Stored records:
** BEGIN **

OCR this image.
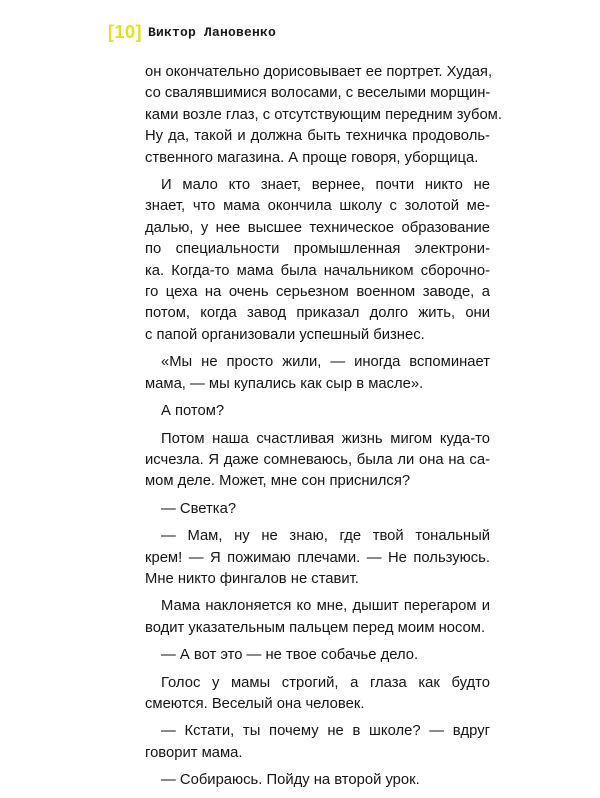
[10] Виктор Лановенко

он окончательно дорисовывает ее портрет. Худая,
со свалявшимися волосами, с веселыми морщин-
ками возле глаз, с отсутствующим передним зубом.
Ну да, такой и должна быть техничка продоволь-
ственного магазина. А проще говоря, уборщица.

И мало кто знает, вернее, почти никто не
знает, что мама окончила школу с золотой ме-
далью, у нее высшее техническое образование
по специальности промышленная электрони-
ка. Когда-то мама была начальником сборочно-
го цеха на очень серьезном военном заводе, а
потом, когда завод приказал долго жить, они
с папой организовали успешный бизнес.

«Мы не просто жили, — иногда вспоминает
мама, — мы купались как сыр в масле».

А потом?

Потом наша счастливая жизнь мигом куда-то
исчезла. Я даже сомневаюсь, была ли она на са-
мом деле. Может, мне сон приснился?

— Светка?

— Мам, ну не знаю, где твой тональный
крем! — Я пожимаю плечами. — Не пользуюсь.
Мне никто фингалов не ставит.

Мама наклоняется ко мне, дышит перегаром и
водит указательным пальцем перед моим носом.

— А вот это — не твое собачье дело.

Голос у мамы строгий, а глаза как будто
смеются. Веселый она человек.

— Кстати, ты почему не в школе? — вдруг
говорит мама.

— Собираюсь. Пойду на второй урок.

** END **

= WHAT THIS TASK INVOLVES =
Scan the listing above. Collect all lines with the word "была".

= RESULT =
ка. Когда-то мама была начальником сборочно-
исчезла. Я даже сомневаюсь, была ли она на са-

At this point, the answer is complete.